** Objective **
Leave out the pictures and transcribe everything else exactly.
━━ Dataset content
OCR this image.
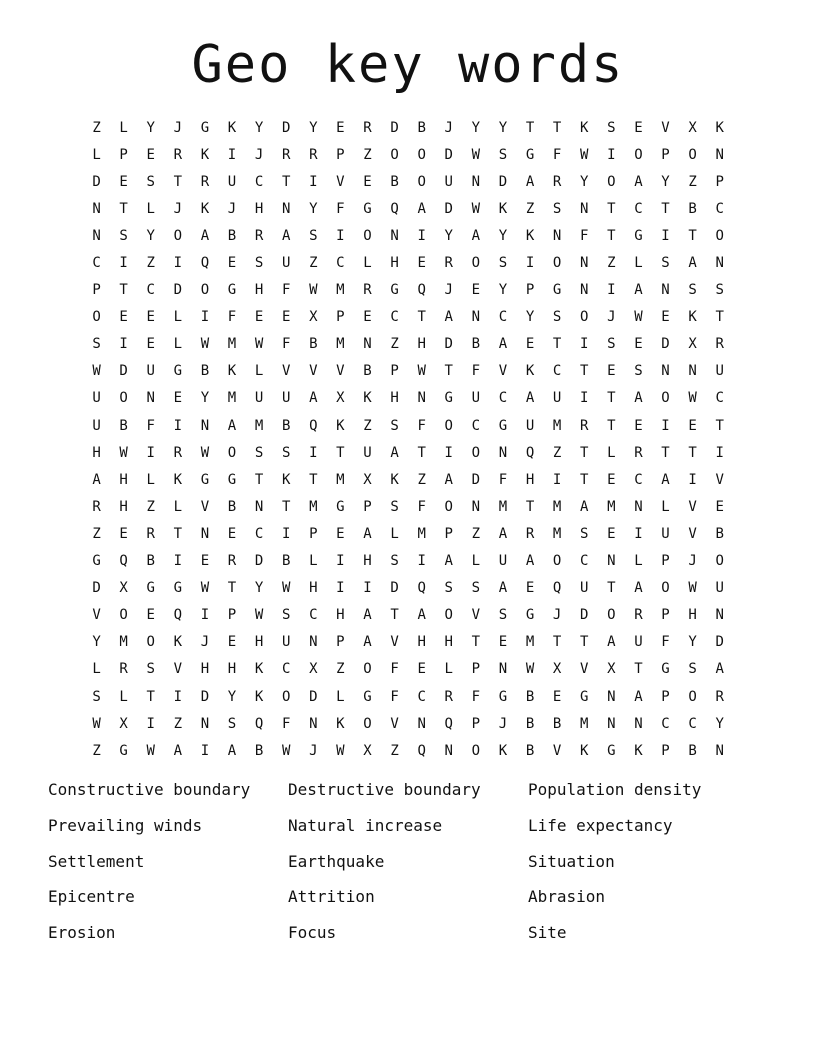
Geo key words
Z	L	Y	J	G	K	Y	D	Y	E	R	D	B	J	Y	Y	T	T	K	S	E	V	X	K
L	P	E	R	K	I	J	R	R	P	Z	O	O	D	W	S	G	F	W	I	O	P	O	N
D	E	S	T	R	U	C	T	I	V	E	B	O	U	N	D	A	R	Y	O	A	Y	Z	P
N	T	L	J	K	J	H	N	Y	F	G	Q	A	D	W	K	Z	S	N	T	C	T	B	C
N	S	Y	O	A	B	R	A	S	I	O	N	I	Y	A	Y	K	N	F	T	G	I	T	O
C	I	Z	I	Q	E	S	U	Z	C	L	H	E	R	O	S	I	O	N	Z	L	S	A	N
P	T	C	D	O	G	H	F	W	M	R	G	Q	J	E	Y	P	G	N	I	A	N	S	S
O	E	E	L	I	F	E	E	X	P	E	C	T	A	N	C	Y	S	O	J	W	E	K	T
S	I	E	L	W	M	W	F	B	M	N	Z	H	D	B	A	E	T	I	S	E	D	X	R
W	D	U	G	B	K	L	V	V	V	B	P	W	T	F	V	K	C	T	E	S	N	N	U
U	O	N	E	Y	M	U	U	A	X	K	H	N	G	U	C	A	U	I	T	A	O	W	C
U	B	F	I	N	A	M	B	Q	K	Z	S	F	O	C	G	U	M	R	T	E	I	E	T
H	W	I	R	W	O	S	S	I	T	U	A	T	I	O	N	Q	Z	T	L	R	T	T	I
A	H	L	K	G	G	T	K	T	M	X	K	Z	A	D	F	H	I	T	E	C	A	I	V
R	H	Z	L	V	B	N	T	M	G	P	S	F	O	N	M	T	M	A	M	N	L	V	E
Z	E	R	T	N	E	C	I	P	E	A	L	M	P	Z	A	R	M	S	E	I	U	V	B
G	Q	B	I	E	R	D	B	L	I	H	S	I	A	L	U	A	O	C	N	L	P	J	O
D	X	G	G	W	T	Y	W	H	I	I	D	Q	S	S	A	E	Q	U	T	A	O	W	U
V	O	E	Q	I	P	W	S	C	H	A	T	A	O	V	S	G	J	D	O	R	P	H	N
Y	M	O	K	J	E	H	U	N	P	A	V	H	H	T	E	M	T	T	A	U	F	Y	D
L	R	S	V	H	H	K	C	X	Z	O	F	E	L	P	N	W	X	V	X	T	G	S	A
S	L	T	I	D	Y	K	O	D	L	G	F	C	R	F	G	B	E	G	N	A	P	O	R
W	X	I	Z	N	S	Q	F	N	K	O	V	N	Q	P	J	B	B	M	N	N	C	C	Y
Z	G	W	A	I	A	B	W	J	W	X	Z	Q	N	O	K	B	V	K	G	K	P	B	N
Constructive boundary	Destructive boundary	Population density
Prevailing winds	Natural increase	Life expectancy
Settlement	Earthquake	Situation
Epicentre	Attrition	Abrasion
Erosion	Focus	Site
━━━━
** Finished task **
OCR this image.
Geo key words
Z	L	Y	J	G	K	Y	D	Y	E	R	D	B	J	Y	Y	T	T	K	S	E	V	X	K
L	P	E	R	K	I	J	R	R	P	Z	O	O	D	W	S	G	F	W	I	O	P	O	N
D	E	S	T	R	U	C	T	I	V	E	B	O	U	N	D	A	R	Y	O	A	Y	Z	P
N	T	L	J	K	J	H	N	Y	F	G	Q	A	D	W	K	Z	S	N	T	C	T	B	C
N	S	Y	O	A	B	R	A	S	I	O	N	I	Y	A	Y	K	N	F	T	G	I	T	O
C	I	Z	I	Q	E	S	U	Z	C	L	H	E	R	O	S	I	O	N	Z	L	S	A	N
P	T	C	D	O	G	H	F	W	M	R	G	Q	J	E	Y	P	G	N	I	A	N	S	S
O	E	E	L	I	F	E	E	X	P	E	C	T	A	N	C	Y	S	O	J	W	E	K	T
S	I	E	L	W	M	W	F	B	M	N	Z	H	D	B	A	E	T	I	S	E	D	X	R
W	D	U	G	B	K	L	V	V	V	B	P	W	T	F	V	K	C	T	E	S	N	N	U
U	O	N	E	Y	M	U	U	A	X	K	H	N	G	U	C	A	U	I	T	A	O	W	C
U	B	F	I	N	A	M	B	Q	K	Z	S	F	O	C	G	U	M	R	T	E	I	E	T
H	W	I	R	W	O	S	S	I	T	U	A	T	I	O	N	Q	Z	T	L	R	T	T	I
A	H	L	K	G	G	T	K	T	M	X	K	Z	A	D	F	H	I	T	E	C	A	I	V
R	H	Z	L	V	B	N	T	M	G	P	S	F	O	N	M	T	M	A	M	N	L	V	E
Z	E	R	T	N	E	C	I	P	E	A	L	M	P	Z	A	R	M	S	E	I	U	V	B
G	Q	B	I	E	R	D	B	L	I	H	S	I	A	L	U	A	O	C	N	L	P	J	O
D	X	G	G	W	T	Y	W	H	I	I	D	Q	S	S	A	E	Q	U	T	A	O	W	U
V	O	E	Q	I	P	W	S	C	H	A	T	A	O	V	S	G	J	D	O	R	P	H	N
Y	M	O	K	J	E	H	U	N	P	A	V	H	H	T	E	M	T	T	A	U	F	Y	D
L	R	S	V	H	H	K	C	X	Z	O	F	E	L	P	N	W	X	V	X	T	G	S	A
S	L	T	I	D	Y	K	O	D	L	G	F	C	R	F	G	B	E	G	N	A	P	O	R
W	X	I	Z	N	S	Q	F	N	K	O	V	N	Q	P	J	B	B	M	N	N	C	C	Y
Z	G	W	A	I	A	B	W	J	W	X	Z	Q	N	O	K	B	V	K	G	K	P	B	N
Constructive boundary	Destructive boundary	Population density
Prevailing winds	Natural increase	Life expectancy
Settlement	Earthquake	Situation
Epicentre	Attrition	Abrasion
Erosion	Focus	Site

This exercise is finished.